**TASK STATEMENT:**
Pull every "鸡犬相闻" line out of the data below.

— begin GIVEN RECORDS —

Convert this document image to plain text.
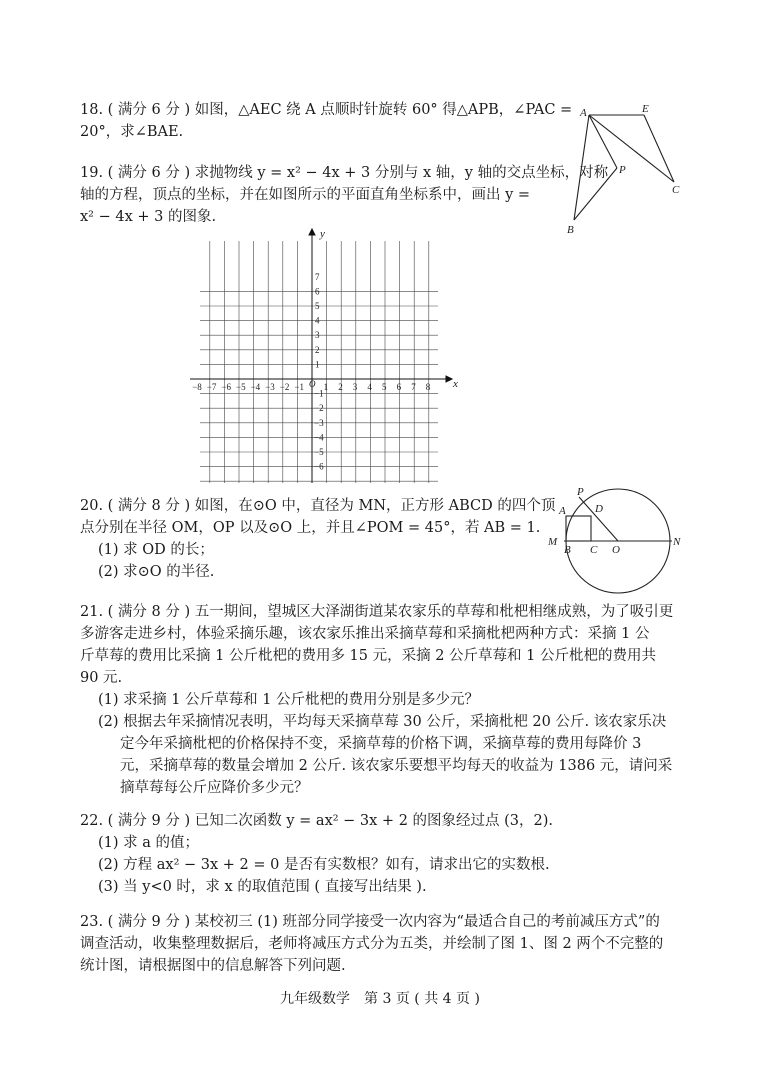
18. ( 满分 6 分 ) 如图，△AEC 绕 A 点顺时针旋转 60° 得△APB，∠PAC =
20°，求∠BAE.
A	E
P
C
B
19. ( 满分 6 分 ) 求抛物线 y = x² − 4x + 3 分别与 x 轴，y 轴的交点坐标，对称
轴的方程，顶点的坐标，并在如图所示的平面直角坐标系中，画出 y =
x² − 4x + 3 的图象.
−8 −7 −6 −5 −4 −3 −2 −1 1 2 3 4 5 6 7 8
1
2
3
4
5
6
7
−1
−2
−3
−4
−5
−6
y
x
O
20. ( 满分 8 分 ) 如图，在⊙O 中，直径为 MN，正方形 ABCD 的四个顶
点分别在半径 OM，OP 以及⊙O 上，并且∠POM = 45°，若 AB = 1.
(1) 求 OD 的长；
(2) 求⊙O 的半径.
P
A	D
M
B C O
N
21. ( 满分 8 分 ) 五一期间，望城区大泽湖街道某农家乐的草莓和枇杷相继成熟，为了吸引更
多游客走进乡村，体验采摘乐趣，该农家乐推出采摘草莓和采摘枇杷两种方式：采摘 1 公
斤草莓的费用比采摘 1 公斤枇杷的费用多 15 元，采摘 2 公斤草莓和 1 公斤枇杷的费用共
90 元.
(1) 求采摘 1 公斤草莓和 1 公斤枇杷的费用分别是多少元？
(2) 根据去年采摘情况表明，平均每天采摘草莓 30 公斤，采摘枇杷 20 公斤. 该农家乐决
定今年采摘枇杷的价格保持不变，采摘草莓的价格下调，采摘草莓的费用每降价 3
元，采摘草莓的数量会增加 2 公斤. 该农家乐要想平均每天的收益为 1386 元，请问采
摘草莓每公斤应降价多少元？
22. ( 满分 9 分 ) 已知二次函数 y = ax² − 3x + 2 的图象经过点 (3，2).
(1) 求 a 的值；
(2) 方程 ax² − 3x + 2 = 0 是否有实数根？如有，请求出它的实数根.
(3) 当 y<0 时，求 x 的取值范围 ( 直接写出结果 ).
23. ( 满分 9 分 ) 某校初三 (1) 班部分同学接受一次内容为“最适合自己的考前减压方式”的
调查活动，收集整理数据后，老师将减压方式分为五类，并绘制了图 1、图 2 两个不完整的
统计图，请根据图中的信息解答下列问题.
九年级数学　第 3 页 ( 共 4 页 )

— end GIVEN RECORDS —
— begin GIVEN RECORDS —

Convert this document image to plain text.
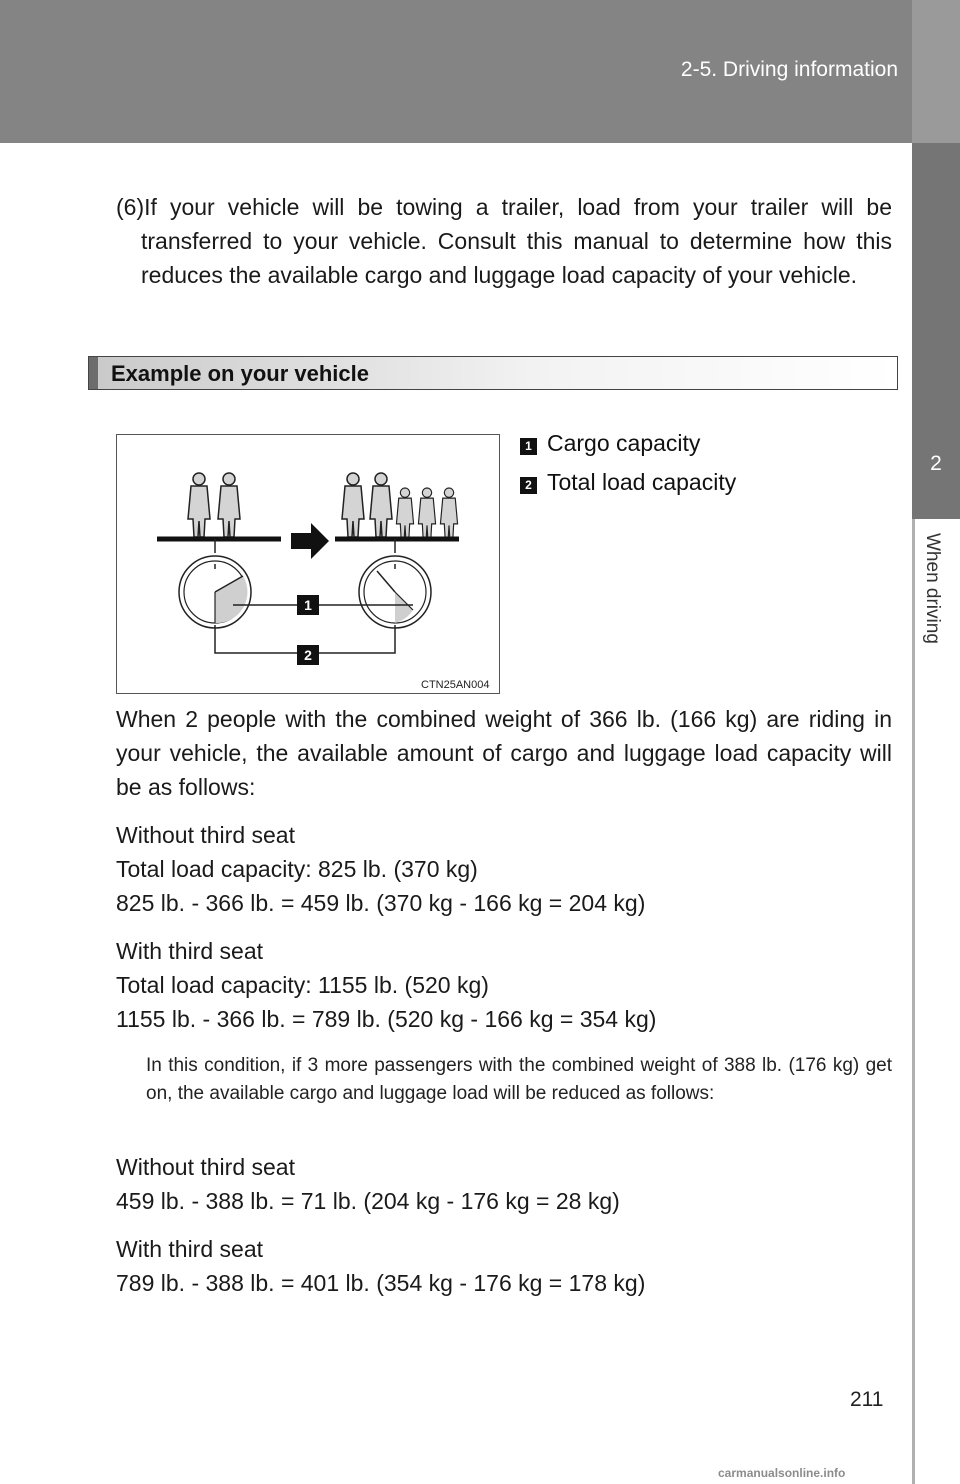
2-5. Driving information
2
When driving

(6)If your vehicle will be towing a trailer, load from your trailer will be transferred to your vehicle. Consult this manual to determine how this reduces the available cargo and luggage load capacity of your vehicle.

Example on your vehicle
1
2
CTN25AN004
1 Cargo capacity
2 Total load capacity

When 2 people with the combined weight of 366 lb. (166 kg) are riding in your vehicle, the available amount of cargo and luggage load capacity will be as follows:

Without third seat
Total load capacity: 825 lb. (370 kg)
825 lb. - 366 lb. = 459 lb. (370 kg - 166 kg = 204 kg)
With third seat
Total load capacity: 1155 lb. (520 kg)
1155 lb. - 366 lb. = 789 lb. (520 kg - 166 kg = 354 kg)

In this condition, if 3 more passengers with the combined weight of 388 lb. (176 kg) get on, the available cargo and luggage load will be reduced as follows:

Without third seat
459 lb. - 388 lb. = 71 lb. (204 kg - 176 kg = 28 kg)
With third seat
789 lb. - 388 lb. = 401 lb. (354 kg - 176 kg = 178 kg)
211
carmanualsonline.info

— end GIVEN RECORDS —
— begin GIVEN RECORDS —

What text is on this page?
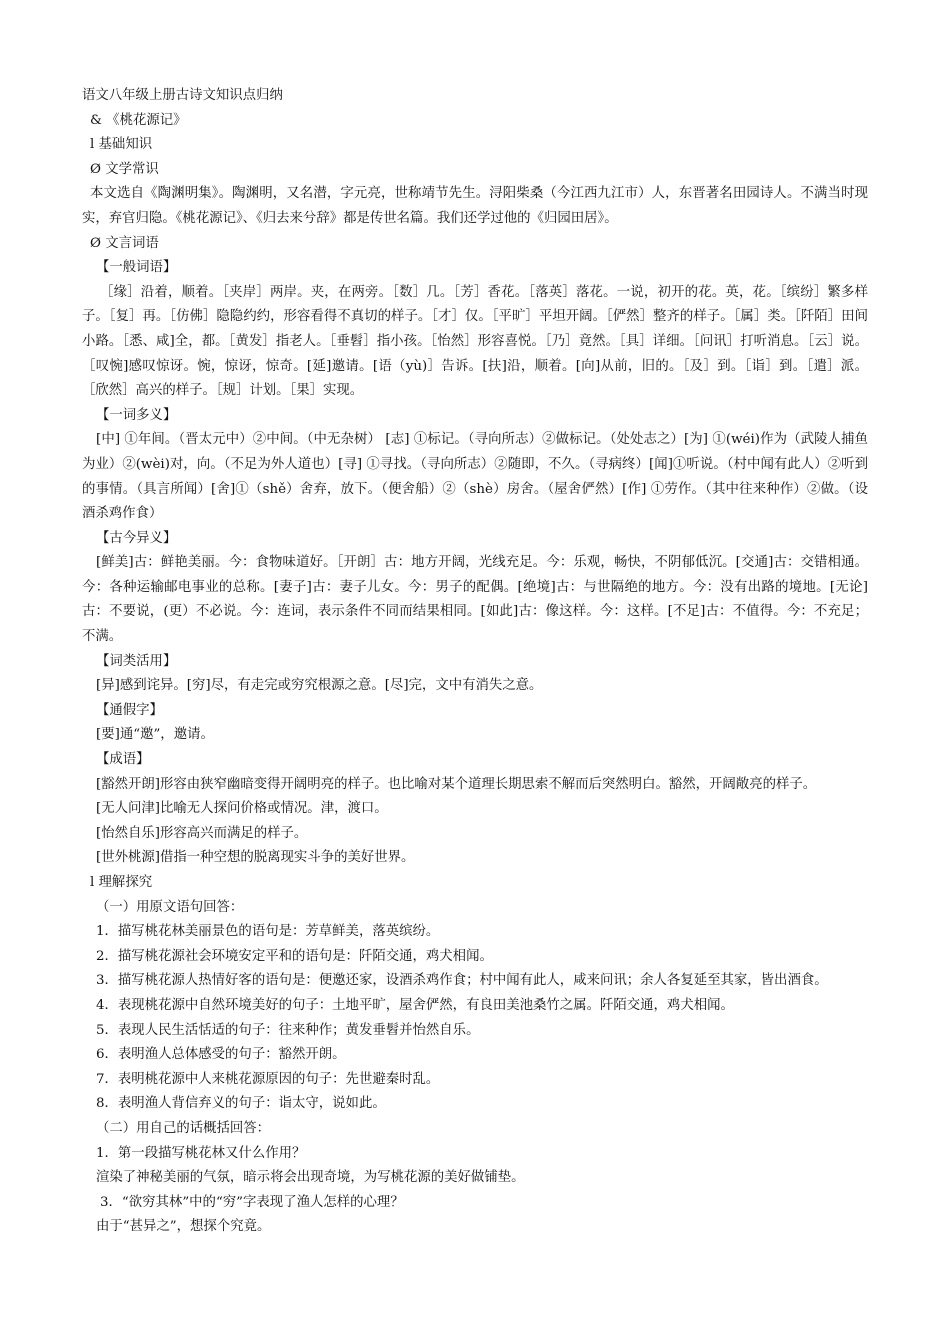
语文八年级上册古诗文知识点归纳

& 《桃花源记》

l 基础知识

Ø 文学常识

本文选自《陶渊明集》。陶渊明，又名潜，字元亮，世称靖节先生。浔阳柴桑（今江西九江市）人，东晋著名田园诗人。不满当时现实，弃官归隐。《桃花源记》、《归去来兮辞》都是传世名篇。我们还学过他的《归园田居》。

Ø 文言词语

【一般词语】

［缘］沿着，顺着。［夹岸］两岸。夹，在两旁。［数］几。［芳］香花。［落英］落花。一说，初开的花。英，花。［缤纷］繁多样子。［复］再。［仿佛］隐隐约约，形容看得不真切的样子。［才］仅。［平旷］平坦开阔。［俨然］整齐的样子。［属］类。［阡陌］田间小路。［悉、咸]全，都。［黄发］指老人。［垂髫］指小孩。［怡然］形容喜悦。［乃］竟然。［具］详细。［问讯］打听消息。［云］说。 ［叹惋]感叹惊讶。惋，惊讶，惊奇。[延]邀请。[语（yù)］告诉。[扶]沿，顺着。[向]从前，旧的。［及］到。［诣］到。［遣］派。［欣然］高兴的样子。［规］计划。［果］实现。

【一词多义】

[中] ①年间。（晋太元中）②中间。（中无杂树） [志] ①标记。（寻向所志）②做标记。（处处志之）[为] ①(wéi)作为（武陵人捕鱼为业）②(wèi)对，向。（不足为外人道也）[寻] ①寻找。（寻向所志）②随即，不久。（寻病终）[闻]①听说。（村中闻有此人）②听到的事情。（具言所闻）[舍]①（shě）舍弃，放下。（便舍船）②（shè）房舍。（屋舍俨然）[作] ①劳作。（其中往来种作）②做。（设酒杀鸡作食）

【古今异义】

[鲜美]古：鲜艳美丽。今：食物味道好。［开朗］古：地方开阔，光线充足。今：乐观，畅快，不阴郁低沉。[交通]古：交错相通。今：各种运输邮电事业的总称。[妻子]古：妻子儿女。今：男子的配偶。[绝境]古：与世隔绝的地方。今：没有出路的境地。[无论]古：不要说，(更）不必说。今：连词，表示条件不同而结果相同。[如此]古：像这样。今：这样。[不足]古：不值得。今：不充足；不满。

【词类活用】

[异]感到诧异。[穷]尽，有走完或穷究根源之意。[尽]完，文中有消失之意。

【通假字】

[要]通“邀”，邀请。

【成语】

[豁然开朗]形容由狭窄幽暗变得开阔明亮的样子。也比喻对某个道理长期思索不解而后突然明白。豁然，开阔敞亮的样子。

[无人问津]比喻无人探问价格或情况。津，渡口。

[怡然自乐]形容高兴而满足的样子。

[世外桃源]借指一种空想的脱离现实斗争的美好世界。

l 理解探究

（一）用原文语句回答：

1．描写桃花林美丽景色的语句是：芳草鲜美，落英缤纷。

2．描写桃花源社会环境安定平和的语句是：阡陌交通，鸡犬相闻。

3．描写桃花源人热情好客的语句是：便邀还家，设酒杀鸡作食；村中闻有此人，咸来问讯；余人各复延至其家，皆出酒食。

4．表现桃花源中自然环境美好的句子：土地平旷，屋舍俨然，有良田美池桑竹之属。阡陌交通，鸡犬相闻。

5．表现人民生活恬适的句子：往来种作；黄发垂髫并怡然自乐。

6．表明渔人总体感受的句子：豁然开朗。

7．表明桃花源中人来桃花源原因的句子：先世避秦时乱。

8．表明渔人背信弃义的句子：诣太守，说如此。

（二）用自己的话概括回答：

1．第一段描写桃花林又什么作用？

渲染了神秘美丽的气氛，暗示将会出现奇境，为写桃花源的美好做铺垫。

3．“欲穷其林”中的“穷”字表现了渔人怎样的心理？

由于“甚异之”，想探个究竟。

— end GIVEN RECORDS —

**COMPLETE OUTPUT:**
2．描写桃花源社会环境安定平和的语句是：阡陌交通，鸡犬相闻。
4．表现桃花源中自然环境美好的句子：土地平旷，屋舍俨然，有良田美池桑竹之属。阡陌交通，鸡犬相闻。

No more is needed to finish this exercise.